#### [What the task requires]
Copy all the entries below exactly, but not the pictures.

★ ★ ★ ★

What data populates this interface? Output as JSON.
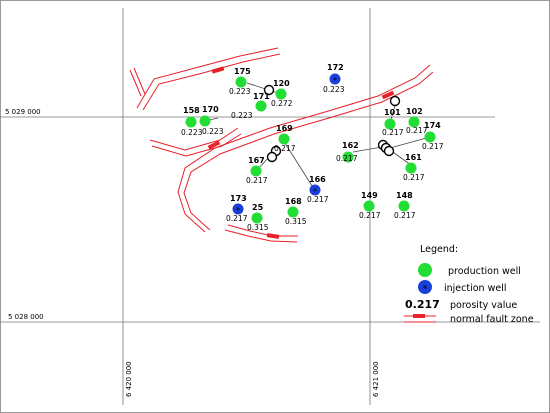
{
  "coordinates": {
    "north_a": "5 029 000",
    "north_b": "5 028 000",
    "east_a": "6 420 000",
    "east_b": "6 421 000"
  },
  "colors": {
    "production": "#22dd33",
    "injection": "#1a3fd8",
    "fault": "#e8202a",
    "grid": "#777777"
  },
  "legend": {
    "title": "Legend:",
    "production_label": "production well",
    "injection_label": "injection well",
    "porosity_sample": "0.217",
    "porosity_label": "porosity value",
    "fault_label": "normal fault zone"
  },
  "wells": [
    {
      "id": "175",
      "porosity": "0.223",
      "type": "production"
    },
    {
      "id": "120",
      "porosity": "0.272",
      "type": "production"
    },
    {
      "id": "171",
      "porosity": "0.223",
      "type": "production"
    },
    {
      "id": "172",
      "porosity": "0.223",
      "type": "injection"
    },
    {
      "id": "158",
      "porosity": "0.223",
      "type": "production"
    },
    {
      "id": "170",
      "porosity": "0.223",
      "type": "production"
    },
    {
      "id": "169",
      "porosity": "0.217",
      "type": "production"
    },
    {
      "id": "167",
      "porosity": "0.217",
      "type": "production"
    },
    {
      "id": "166",
      "porosity": "0.217",
      "type": "injection"
    },
    {
      "id": "173",
      "porosity": "0.217",
      "type": "injection"
    },
    {
      "id": "25",
      "porosity": "0.315",
      "type": "production"
    },
    {
      "id": "168",
      "porosity": "0.315",
      "type": "production"
    },
    {
      "id": "101",
      "porosity": "0.217",
      "type": "production"
    },
    {
      "id": "102",
      "porosity": "0.217",
      "type": "production"
    },
    {
      "id": "174",
      "porosity": "0.217",
      "type": "production"
    },
    {
      "id": "162",
      "porosity": "0.217",
      "type": "production"
    },
    {
      "id": "161",
      "porosity": "0.217",
      "type": "production"
    },
    {
      "id": "149",
      "porosity": "0.217",
      "type": "production"
    },
    {
      "id": "148",
      "porosity": "0.217",
      "type": "production"
    }
  ]
}
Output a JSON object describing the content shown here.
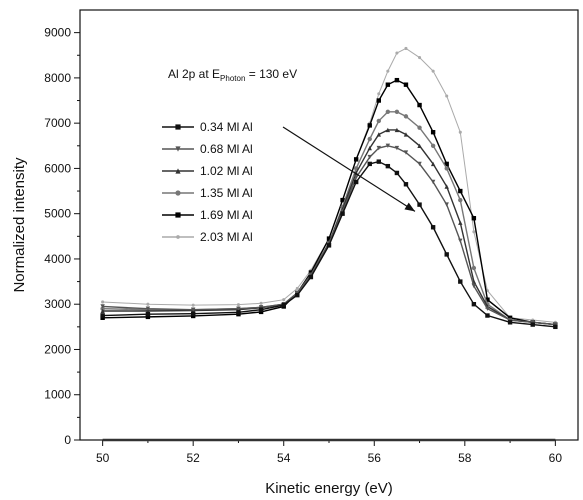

★ ★ ★ ★

#### [In response]
What data populates this interface? Output as JSON.
{
  "coordinates": {
    "north_a": "5 029 000",
    "north_b": "5 028 000",
    "east_a": "6 420 000",
    "east_b": "6 421 000"
  },
  "colors": {
    "production": "#22dd33",
    "injection": "#1a3fd8",
    "fault": "#e8202a",
    "grid": "#777777"
  },
  "legend": {
    "title": "Legend:",
    "production_label": "production well",
    "injection_label": "injection well",
    "porosity_sample": "0.217",
    "porosity_label": "porosity value",
    "fault_label": "normal fault zone"
  },
  "wells": [
    {
      "id": "175",
      "porosity": "0.223",
      "type": "production"
    },
    {
      "id": "120",
      "porosity": "0.272",
      "type": "production"
    },
    {
      "id": "171",
      "porosity": "0.223",
      "type": "production"
    },
    {
      "id": "172",
      "porosity": "0.223",
      "type": "injection"
    },
    {
      "id": "158",
      "porosity": "0.223",
      "type": "production"
    },
    {
      "id": "170",
      "porosity": "0.223",
      "type": "production"
    },
    {
      "id": "169",
      "porosity": "0.217",
      "type": "production"
    },
    {
      "id": "167",
      "porosity": "0.217",
      "type": "production"
    },
    {
      "id": "166",
      "porosity": "0.217",
      "type": "injection"
    },
    {
      "id": "173",
      "porosity": "0.217",
      "type": "injection"
    },
    {
      "id": "25",
      "porosity": "0.315",
      "type": "production"
    },
    {
      "id": "168",
      "porosity": "0.315",
      "type": "production"
    },
    {
      "id": "101",
      "porosity": "0.217",
      "type": "production"
    },
    {
      "id": "102",
      "porosity": "0.217",
      "type": "production"
    },
    {
      "id": "174",
      "porosity": "0.217",
      "type": "production"
    },
    {
      "id": "162",
      "porosity": "0.217",
      "type": "production"
    },
    {
      "id": "161",
      "porosity": "0.217",
      "type": "production"
    },
    {
      "id": "149",
      "porosity": "0.217",
      "type": "production"
    },
    {
      "id": "148",
      "porosity": "0.217",
      "type": "production"
    }
  ]
}
Output a JSON object describing the content shown here.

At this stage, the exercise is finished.